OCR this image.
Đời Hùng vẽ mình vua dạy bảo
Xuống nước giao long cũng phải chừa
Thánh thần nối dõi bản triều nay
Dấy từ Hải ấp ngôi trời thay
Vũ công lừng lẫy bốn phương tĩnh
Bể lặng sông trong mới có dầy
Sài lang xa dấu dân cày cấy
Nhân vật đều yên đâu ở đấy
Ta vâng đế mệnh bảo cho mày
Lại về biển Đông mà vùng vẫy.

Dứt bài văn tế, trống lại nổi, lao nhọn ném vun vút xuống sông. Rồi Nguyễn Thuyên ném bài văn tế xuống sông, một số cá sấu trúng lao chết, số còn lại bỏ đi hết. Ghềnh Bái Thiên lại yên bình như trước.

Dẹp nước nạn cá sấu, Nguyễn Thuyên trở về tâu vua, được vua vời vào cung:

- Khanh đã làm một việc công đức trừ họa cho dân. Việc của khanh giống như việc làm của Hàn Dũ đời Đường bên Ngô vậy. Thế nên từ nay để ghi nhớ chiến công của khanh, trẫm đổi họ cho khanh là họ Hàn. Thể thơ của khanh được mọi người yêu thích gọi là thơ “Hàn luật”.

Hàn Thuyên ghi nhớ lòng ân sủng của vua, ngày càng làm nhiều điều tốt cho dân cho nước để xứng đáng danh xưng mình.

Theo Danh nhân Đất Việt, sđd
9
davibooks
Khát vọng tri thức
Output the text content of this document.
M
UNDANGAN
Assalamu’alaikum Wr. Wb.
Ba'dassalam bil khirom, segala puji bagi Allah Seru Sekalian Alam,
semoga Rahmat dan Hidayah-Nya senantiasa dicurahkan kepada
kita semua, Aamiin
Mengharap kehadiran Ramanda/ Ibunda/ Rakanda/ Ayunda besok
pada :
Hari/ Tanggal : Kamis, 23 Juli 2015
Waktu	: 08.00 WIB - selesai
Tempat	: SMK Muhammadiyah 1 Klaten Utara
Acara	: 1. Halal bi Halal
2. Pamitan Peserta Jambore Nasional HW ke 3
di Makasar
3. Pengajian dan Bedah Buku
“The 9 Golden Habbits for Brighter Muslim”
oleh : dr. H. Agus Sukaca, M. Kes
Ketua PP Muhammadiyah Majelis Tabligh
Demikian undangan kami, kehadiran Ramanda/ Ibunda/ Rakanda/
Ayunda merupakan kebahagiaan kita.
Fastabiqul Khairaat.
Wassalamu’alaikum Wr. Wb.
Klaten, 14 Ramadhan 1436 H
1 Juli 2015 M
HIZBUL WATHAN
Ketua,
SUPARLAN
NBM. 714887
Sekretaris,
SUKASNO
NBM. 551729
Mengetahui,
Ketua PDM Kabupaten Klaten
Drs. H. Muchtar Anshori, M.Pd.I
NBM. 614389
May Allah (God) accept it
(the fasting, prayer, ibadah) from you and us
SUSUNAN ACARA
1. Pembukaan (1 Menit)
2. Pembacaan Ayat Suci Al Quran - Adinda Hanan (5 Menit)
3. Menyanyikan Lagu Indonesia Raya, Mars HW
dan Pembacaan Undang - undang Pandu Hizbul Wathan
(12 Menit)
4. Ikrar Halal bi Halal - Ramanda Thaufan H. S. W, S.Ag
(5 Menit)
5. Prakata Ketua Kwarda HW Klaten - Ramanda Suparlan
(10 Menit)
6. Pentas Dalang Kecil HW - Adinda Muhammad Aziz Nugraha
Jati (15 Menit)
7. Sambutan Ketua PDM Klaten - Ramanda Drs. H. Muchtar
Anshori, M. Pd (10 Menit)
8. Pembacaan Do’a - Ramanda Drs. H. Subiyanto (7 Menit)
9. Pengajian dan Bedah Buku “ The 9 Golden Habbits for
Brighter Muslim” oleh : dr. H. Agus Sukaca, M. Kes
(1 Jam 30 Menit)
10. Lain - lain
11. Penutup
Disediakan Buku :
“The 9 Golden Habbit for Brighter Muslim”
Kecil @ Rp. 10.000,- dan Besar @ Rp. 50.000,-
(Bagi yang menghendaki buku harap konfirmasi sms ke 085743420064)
________________________________________
Using the listing above, please repeat every entry exactly.

OCR this image.
Đời Hùng vẽ mình vua dạy bảo
Xuống nước giao long cũng phải chừa
Thánh thần nối dõi bản triều nay
Dấy từ Hải ấp ngôi trời thay
Vũ công lừng lẫy bốn phương tĩnh
Bể lặng sông trong mới có dầy
Sài lang xa dấu dân cày cấy
Nhân vật đều yên đâu ở đấy
Ta vâng đế mệnh bảo cho mày
Lại về biển Đông mà vùng vẫy.

Dứt bài văn tế, trống lại nổi, lao nhọn ném vun vút xuống sông. Rồi Nguyễn Thuyên ném bài văn tế xuống sông, một số cá sấu trúng lao chết, số còn lại bỏ đi hết. Ghềnh Bái Thiên lại yên bình như trước.

Dẹp nước nạn cá sấu, Nguyễn Thuyên trở về tâu vua, được vua vời vào cung:

- Khanh đã làm một việc công đức trừ họa cho dân. Việc của khanh giống như việc làm của Hàn Dũ đời Đường bên Ngô vậy. Thế nên từ nay để ghi nhớ chiến công của khanh, trẫm đổi họ cho khanh là họ Hàn. Thể thơ của khanh được mọi người yêu thích gọi là thơ “Hàn luật”.

Hàn Thuyên ghi nhớ lòng ân sủng của vua, ngày càng làm nhiều điều tốt cho dân cho nước để xứng đáng danh xưng mình.

Theo Danh nhân Đất Việt, sđd
9
davibooks
Khát vọng tri thức
Output the text content of this document.
M
UNDANGAN
Assalamu’alaikum Wr. Wb.
Ba'dassalam bil khirom, segala puji bagi Allah Seru Sekalian Alam,
semoga Rahmat dan Hidayah-Nya senantiasa dicurahkan kepada
kita semua, Aamiin
Mengharap kehadiran Ramanda/ Ibunda/ Rakanda/ Ayunda besok
pada :
Hari/ Tanggal : Kamis, 23 Juli 2015
Waktu	: 08.00 WIB - selesai
Tempat	: SMK Muhammadiyah 1 Klaten Utara
Acara	: 1. Halal bi Halal
2. Pamitan Peserta Jambore Nasional HW ke 3
di Makasar
3. Pengajian dan Bedah Buku
“The 9 Golden Habbits for Brighter Muslim”
oleh : dr. H. Agus Sukaca, M. Kes
Ketua PP Muhammadiyah Majelis Tabligh
Demikian undangan kami, kehadiran Ramanda/ Ibunda/ Rakanda/
Ayunda merupakan kebahagiaan kita.
Fastabiqul Khairaat.
Wassalamu’alaikum Wr. Wb.
Klaten, 14 Ramadhan 1436 H
1 Juli 2015 M
HIZBUL WATHAN
Ketua,
SUPARLAN
NBM. 714887
Sekretaris,
SUKASNO
NBM. 551729
Mengetahui,
Ketua PDM Kabupaten Klaten
Drs. H. Muchtar Anshori, M.Pd.I
NBM. 614389
May Allah (God) accept it
(the fasting, prayer, ibadah) from you and us
SUSUNAN ACARA
1. Pembukaan (1 Menit)
2. Pembacaan Ayat Suci Al Quran - Adinda Hanan (5 Menit)
3. Menyanyikan Lagu Indonesia Raya, Mars HW
dan Pembacaan Undang - undang Pandu Hizbul Wathan
(12 Menit)
4. Ikrar Halal bi Halal - Ramanda Thaufan H. S. W, S.Ag
(5 Menit)
5. Prakata Ketua Kwarda HW Klaten - Ramanda Suparlan
(10 Menit)
6. Pentas Dalang Kecil HW - Adinda Muhammad Aziz Nugraha
Jati (15 Menit)
7. Sambutan Ketua PDM Klaten - Ramanda Drs. H. Muchtar
Anshori, M. Pd (10 Menit)
8. Pembacaan Do’a - Ramanda Drs. H. Subiyanto (7 Menit)
9. Pengajian dan Bedah Buku “ The 9 Golden Habbits for
Brighter Muslim” oleh : dr. H. Agus Sukaca, M. Kes
(1 Jam 30 Menit)
10. Lain - lain
11. Penutup
Disediakan Buku :
“The 9 Golden Habbit for Brighter Muslim”
Kecil @ Rp. 10.000,- dan Besar @ Rp. 50.000,-
(Bagi yang menghendaki buku harap konfirmasi sms ke 085743420064)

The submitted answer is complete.